Written problem
Show every line that has the string "SALTIMBOCCA" in it.

Items
________________

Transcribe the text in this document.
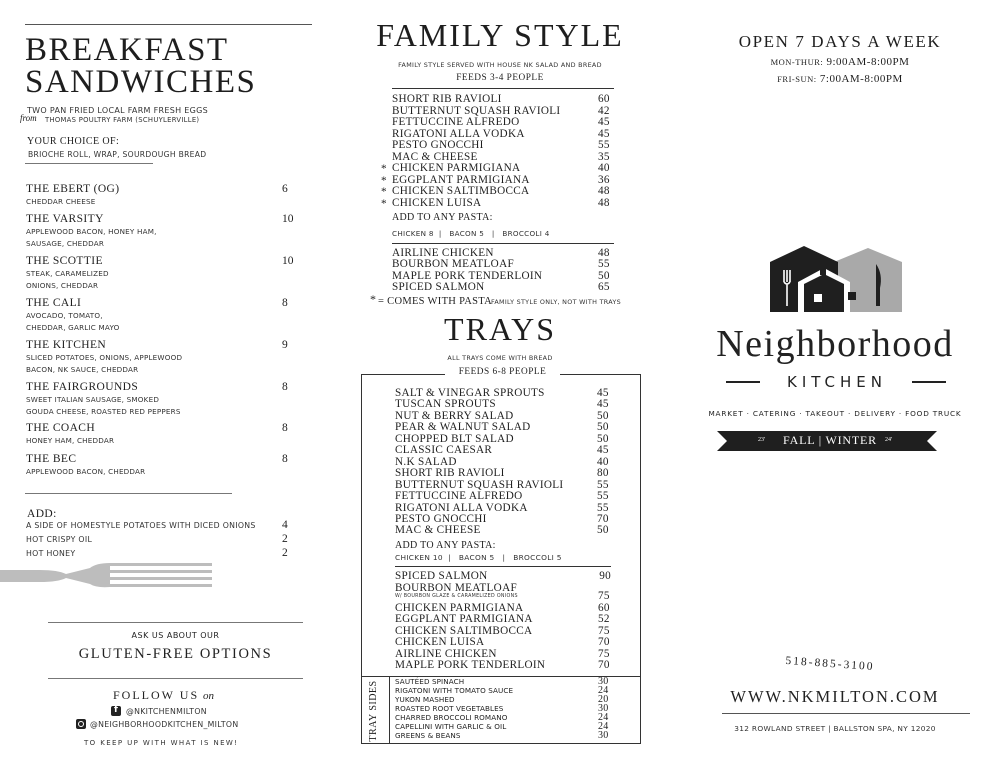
BREAKFAST
SANDWICHES
TWO PAN FRIED LOCAL FARM FRESH EGGS
from THOMAS POULTRY FARM (SCHUYLERVILLE)
YOUR CHOICE OF:
BRIOCHE ROLL, WRAP, SOURDOUGH BREAD
THE EBERT (OG)	6
CHEDDAR CHEESE
THE VARSITY	10
APPLEWOOD BACON, HONEY HAM,
SAUSAGE, CHEDDAR
THE SCOTTIE	10
STEAK, CARAMELIZED
ONIONS, CHEDDAR
THE CALI	8
AVOCADO, TOMATO,
CHEDDAR, GARLIC MAYO
THE KITCHEN	9
SLICED POTATOES, ONIONS, APPLEWOOD
BACON, NK SAUCE, CHEDDAR
THE FAIRGROUNDS	8
SWEET ITALIAN SAUSAGE, SMOKED
GOUDA CHEESE, ROASTED RED PEPPERS
THE COACH	8
HONEY HAM, CHEDDAR
THE BEC	8
APPLEWOOD BACON, CHEDDAR
ADD:
A SIDE OF HOMESTYLE POTATOES WITH DICED ONIONS 4
HOT CRISPY OIL	2
HOT HONEY	2
ASK US ABOUT OUR
GLUTEN-FREE OPTIONS
FOLLOW US on
f @NKITCHENMILTON
@NEIGHBORHOODKITCHEN_MILTON
TO KEEP UP WITH WHAT IS NEW!
FAMILY STYLE
FAMILY STYLE SERVED WITH HOUSE NK SALAD AND BREAD
FEEDS 3-4 PEOPLE
SHORT RIB RAVIOLI	60
BUTTERNUT SQUASH RAVIOLI	42
FETTUCCINE ALFREDO	45
RIGATONI ALLA VODKA	45
PESTO GNOCCHI	55
MAC & CHEESE	35
* CHICKEN PARMIGIANA	40
* EGGPLANT PARMIGIANA	36
* CHICKEN SALTIMBOCCA	48
* CHICKEN LUISA	48
ADD TO ANY PASTA:
CHICKEN 8  |   BACON 5   |   BROCCOLI 4
AIRLINE CHICKEN	48
BOURBON MEATLOAF	55
MAPLE PORK TENDERLOIN	50
SPICED SALMON	65
* = COMES WITH PASTA
FAMILY STYLE ONLY, NOT WITH TRAYS
TRAYS
ALL TRAYS COME WITH BREAD
FEEDS 6-8 PEOPLE
SALT & VINEGAR SPROUTS	45
TUSCAN SPROUTS	45
NUT & BERRY SALAD	50
PEAR & WALNUT SALAD	50
CHOPPED BLT SALAD	50
CLASSIC CAESAR	45
N.K SALAD	40
SHORT RIB RAVIOLI	80
BUTTERNUT SQUASH RAVIOLI	55
FETTUCCINE ALFREDO	55
RIGATONI ALLA VODKA	55
PESTO GNOCCHI	70
MAC & CHEESE	50
ADD TO ANY PASTA:
CHICKEN 10  |   BACON 5   |   BROCCOLI 5
SPICED SALMON	90
BOURBON MEATLOAF
W/ BOURBON GLAZE & CARAMELIZED ONIONS	75
CHICKEN PARMIGIANA	60
EGGPLANT PARMIGIANA	52
CHICKEN SALTIMBOCCA	75
CHICKEN LUISA	70
AIRLINE CHICKEN	75
MAPLE PORK TENDERLOIN	70
TRAY SIDES SAUTÉED SPINACH	30
RIGATONI WITH TOMATO SAUCE	24
YUKON MASHED	20
ROASTED ROOT VEGETABLES	30
CHARRED BROCCOLI ROMANO	24
CAPELLINI WITH GARLIC & OIL	24
GREENS & BEANS	30
OPEN 7 DAYS A WEEK
MON-THUR: 9:00AM-8:00PM
FRI-SUN: 7:00AM-8:00PM
Neighborhood
KITCHEN
MARKET · CATERING · TAKEOUT · DELIVERY · FOOD TRUCK
23'	FALL | WINTER	24'
518-885-3100
WWW.NKMILTON.COM
312 ROWLAND STREET | BALLSTON SPA, NY 12020
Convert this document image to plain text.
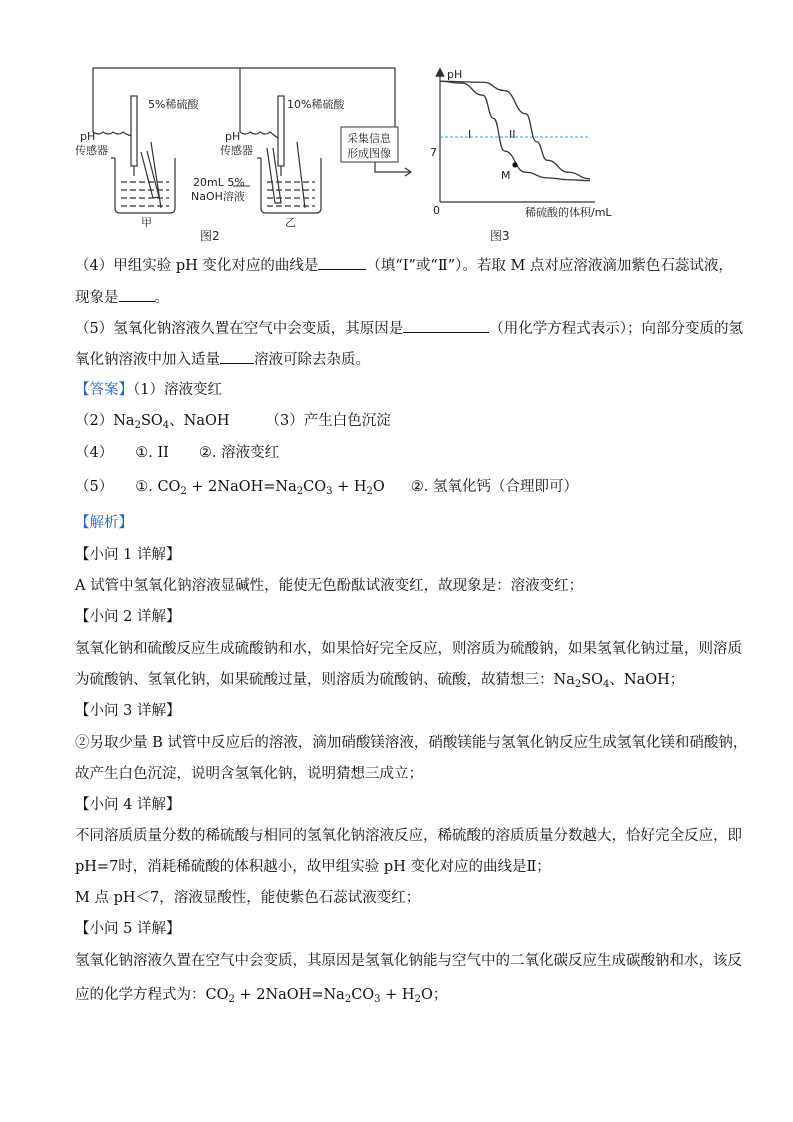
采集信息
形成图像
5%稀硫酸
pH
传感器
甲
10%稀硫酸
pH
传感器
乙
20mL 5%
NaOH溶液
图2
pH
7
0	稀硫酸的体积/mL
I	II
M
图3
（4）甲组实验 pH 变化对应的曲线是	（填“I”或“Ⅱ”）。若取 M 点对应溶液滴加紫色石蕊试液，
现象是 。
（5）氢氧化钠溶液久置在空气中会变质，其原因是	（用化学方程式表示）；向部分变质的氢
氧化钠溶液中加入适量 溶液可除去杂质。
【答案】（1）溶液变红
$(2)Na_2SO_4$、NaOH （3）产生白色沉淀
（4） ①. II ②. 溶液变红
（5） ①. $CO_2$ + $2NaOH=Na_2CO_3 + H_2O$ ②. 氢氧化钙（合理即可）
【解析】
【小问 1 详解】
A 试管中氢氧化钠溶液显碱性，能使无色酚酞试液变红，故现象是：溶液变红；
【小问 2 详解】
氢氧化钠和硫酸反应生成硫酸钠和水，如果恰好完全反应，则溶质为硫酸钠，如果氢氧化钠过量，则溶质
为硫酸钠、氢氧化钠，如果硫酸过量，则溶质为硫酸钠、硫酸，故猜想三：$Na_2SO_4$、NaOH；
【小问 3 详解】
②另取少量 B 试管中反应后的溶液，滴加硝酸镁溶液，硝酸镁能与氢氧化钠反应生成氢氧化镁和硝酸钠，
故产生白色沉淀，说明含氢氧化钠，说明猜想三成立；
【小问 4 详解】
不同溶质质量分数的稀硫酸与相同的氢氧化钠溶液反应，稀硫酸的溶质质量分数越大，恰好完全反应，即
pH=7时，消耗稀硫酸的体积越小，故甲组实验 pH 变化对应的曲线是Ⅱ；
M 点 pH＜7，溶液显酸性，能使紫色石蕊试液变红；
【小问 5 详解】
氢氧化钠溶液久置在空气中会变质，其原因是氢氧化钠能与空气中的二氧化碳反应生成碳酸钠和水，该反
应的化学方程式为：$CO_2$ + $2NaOH=Na_2CO_3 + H_2O$；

________________

The response
* CHICKEN SALTIMBOCCA	48
CHICKEN SALTIMBOCCA	75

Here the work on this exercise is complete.